* START Listing *

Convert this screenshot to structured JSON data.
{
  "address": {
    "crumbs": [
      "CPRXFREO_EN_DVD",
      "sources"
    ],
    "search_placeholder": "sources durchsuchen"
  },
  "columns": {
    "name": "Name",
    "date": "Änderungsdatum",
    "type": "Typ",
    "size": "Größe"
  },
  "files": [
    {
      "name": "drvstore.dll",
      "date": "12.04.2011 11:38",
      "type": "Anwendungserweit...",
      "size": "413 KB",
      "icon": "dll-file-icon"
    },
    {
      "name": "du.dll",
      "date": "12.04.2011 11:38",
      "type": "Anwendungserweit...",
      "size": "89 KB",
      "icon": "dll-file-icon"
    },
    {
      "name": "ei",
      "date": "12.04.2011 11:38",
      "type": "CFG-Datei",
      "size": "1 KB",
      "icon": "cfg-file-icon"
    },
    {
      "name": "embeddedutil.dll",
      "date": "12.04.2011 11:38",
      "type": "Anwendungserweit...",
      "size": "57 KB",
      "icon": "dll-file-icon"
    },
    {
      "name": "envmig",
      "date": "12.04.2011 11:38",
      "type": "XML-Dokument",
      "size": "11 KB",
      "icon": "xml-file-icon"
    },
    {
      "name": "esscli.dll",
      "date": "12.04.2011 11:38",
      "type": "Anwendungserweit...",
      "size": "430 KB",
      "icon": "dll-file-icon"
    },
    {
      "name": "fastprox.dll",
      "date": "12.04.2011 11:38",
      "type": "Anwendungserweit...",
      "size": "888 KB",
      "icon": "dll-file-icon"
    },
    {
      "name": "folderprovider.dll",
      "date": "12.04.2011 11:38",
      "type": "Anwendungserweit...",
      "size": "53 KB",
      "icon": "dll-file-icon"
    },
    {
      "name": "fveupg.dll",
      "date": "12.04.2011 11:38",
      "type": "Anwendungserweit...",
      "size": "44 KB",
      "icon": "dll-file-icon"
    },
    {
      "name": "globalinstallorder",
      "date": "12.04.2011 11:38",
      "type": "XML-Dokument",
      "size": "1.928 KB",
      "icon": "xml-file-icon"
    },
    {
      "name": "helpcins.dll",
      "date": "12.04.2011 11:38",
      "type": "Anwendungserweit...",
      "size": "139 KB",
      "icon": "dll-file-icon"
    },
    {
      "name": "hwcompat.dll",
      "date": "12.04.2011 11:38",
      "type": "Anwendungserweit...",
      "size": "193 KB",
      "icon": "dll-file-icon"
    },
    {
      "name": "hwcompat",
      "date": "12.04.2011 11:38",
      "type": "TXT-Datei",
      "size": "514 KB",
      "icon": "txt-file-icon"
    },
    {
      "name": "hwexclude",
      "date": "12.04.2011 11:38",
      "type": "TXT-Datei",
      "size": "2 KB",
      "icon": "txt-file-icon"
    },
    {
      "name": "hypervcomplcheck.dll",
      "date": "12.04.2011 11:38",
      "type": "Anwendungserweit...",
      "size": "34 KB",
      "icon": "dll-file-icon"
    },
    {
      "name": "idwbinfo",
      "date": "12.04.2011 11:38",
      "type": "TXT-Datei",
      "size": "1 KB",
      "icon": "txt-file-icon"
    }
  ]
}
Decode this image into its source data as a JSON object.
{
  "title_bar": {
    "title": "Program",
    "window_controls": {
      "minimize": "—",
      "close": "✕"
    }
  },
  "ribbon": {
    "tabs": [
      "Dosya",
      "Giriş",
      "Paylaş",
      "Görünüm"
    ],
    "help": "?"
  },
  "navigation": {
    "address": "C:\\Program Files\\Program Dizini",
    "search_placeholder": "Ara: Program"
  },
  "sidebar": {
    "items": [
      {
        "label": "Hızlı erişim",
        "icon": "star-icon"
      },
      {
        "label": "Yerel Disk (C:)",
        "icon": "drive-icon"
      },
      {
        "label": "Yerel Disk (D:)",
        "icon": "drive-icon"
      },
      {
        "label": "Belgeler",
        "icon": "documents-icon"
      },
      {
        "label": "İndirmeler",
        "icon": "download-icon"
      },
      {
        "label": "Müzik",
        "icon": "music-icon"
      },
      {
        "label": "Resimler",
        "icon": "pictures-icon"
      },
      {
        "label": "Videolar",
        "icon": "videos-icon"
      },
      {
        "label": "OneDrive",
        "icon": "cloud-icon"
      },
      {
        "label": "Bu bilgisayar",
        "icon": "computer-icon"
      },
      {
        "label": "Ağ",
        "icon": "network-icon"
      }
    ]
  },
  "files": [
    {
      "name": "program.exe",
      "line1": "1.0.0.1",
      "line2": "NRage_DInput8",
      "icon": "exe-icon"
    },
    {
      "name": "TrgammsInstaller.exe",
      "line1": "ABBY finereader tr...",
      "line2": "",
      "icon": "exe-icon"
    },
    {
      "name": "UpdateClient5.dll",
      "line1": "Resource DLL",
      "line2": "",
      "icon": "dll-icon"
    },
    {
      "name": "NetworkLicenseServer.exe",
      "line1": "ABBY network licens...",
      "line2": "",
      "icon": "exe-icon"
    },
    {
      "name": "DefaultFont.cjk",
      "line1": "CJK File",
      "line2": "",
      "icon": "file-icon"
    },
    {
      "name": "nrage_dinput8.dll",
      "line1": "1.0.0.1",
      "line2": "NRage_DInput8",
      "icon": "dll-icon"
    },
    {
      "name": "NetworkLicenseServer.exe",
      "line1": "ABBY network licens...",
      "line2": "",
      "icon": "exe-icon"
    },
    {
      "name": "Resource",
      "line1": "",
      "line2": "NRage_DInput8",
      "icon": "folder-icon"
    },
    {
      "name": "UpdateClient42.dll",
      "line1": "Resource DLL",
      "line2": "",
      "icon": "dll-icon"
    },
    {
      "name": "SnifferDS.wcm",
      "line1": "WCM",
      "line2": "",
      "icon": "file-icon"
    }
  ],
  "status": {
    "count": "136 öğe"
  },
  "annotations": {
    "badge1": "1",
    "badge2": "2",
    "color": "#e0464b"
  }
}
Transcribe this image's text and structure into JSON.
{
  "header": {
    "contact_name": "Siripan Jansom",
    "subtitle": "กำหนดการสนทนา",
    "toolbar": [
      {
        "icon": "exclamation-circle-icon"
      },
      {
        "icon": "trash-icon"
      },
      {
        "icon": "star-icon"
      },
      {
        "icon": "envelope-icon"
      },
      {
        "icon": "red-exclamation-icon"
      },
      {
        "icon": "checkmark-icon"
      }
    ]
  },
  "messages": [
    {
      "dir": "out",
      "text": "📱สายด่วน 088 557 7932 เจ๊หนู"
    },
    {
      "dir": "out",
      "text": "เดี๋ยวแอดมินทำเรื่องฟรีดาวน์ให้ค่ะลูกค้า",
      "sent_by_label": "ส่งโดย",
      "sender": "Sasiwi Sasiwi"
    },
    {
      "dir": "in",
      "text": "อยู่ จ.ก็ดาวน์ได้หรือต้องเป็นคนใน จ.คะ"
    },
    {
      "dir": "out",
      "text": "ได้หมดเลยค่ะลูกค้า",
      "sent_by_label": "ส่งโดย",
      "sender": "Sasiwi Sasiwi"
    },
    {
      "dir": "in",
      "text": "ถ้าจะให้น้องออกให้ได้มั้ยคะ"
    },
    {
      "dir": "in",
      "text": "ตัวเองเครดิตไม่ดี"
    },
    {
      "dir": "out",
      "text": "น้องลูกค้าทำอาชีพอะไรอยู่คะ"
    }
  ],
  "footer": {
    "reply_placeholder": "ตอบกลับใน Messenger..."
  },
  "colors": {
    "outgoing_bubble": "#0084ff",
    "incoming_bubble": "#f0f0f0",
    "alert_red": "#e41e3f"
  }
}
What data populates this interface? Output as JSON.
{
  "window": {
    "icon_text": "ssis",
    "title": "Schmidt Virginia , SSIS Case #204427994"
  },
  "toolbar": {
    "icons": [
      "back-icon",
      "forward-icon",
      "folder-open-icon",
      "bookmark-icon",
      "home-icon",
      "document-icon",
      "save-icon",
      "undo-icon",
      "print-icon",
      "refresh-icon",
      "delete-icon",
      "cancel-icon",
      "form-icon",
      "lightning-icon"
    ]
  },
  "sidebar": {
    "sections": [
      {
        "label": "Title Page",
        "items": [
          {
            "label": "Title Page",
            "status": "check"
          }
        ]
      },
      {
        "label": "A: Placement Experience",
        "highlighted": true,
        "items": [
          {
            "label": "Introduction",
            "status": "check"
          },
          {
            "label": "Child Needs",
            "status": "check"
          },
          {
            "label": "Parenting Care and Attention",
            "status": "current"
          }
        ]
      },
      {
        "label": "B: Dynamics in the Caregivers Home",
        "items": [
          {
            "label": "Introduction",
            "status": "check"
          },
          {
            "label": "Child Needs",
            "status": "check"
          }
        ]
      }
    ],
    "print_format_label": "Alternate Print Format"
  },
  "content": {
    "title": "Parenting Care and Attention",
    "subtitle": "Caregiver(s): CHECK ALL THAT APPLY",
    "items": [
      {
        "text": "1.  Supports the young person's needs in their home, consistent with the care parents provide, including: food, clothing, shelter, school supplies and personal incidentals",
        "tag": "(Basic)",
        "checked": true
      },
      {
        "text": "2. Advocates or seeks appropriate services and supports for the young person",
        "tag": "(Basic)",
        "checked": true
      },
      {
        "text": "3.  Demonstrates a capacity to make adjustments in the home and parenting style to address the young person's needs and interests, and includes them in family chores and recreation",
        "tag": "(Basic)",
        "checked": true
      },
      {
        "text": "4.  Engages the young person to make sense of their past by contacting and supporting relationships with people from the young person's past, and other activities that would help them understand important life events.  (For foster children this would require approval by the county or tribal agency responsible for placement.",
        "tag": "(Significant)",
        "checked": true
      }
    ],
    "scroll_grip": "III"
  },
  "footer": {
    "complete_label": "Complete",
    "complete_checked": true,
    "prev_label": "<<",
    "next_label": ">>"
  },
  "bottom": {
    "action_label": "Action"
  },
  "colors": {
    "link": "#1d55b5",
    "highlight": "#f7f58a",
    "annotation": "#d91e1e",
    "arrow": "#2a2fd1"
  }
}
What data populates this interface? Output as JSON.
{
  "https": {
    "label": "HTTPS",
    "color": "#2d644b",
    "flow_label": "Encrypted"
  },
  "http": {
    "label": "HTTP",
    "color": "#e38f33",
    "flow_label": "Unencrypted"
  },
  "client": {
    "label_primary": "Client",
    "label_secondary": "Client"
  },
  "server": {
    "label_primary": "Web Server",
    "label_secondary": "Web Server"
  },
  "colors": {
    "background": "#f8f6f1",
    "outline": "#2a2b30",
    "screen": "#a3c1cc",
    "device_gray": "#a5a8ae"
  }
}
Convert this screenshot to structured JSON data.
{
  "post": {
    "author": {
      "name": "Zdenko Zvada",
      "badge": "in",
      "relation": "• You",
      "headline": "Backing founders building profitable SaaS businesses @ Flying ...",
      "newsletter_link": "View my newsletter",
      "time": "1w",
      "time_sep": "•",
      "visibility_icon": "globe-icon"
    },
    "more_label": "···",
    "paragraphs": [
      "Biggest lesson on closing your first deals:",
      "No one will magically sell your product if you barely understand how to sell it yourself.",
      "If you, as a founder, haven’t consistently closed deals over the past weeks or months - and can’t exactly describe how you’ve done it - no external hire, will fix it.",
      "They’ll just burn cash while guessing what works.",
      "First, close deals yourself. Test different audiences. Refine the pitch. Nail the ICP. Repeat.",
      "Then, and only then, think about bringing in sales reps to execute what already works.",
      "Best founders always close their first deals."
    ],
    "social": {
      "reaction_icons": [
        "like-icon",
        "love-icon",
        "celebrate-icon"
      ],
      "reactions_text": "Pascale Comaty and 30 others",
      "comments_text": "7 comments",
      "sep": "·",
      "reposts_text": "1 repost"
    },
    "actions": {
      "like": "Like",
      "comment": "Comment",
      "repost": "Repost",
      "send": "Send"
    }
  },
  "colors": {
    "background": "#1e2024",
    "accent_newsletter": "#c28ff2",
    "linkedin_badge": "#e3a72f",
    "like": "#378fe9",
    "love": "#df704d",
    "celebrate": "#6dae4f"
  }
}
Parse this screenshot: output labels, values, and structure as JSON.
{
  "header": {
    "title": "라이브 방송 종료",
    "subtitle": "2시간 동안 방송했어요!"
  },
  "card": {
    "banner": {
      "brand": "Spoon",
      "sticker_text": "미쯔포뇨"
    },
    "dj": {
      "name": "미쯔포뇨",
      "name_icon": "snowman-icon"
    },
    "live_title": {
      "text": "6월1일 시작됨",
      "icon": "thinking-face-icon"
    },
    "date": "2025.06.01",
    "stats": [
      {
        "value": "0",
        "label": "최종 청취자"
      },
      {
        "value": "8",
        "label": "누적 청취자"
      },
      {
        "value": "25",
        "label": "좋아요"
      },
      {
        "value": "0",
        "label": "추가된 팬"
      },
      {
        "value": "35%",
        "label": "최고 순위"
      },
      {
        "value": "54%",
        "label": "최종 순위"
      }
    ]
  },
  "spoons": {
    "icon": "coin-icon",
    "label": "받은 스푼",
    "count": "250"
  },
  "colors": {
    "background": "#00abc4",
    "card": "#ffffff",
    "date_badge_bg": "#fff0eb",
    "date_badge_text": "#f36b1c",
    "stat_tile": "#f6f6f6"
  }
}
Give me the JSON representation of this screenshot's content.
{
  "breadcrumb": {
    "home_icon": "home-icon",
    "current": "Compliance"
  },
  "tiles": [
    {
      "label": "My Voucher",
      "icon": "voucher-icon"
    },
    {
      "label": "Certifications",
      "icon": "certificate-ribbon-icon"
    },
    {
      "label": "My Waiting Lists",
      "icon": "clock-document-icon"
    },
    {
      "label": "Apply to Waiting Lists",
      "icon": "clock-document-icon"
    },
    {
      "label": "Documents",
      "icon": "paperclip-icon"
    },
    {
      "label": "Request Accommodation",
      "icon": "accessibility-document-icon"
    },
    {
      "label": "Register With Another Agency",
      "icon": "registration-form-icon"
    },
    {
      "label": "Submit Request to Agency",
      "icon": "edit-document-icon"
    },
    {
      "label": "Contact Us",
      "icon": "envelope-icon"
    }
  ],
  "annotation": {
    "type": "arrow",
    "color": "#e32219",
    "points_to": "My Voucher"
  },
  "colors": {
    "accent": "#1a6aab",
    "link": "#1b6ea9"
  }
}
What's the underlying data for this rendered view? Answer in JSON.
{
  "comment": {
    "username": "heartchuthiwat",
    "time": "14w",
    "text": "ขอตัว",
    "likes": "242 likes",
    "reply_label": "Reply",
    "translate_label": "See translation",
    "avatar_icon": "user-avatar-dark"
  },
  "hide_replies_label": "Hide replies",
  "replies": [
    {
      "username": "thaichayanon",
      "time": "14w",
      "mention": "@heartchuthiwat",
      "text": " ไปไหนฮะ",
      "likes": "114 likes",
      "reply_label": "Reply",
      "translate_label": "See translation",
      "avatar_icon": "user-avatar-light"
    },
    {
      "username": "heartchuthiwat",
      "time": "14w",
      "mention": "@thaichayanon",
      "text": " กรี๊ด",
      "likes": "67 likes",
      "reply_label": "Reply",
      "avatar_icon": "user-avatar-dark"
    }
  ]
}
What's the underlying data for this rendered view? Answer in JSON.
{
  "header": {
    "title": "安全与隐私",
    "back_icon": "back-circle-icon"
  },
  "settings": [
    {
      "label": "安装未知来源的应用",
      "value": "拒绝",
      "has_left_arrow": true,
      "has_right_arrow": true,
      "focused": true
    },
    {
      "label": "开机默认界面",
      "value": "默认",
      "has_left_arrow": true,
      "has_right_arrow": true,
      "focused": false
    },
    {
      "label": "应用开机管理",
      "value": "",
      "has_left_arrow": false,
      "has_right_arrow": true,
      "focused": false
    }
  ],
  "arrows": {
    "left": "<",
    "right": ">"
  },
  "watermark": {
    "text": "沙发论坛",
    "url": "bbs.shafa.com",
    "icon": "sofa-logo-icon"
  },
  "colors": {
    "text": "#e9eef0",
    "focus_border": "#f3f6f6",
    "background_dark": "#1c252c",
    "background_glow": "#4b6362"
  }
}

* END Listing *

- Task goal
Locate the lines above that hold the word "likes". Show every one of them.

- The answer
    "likes": "242 likes",
      "likes": "114 likes",
      "likes": "67 likes",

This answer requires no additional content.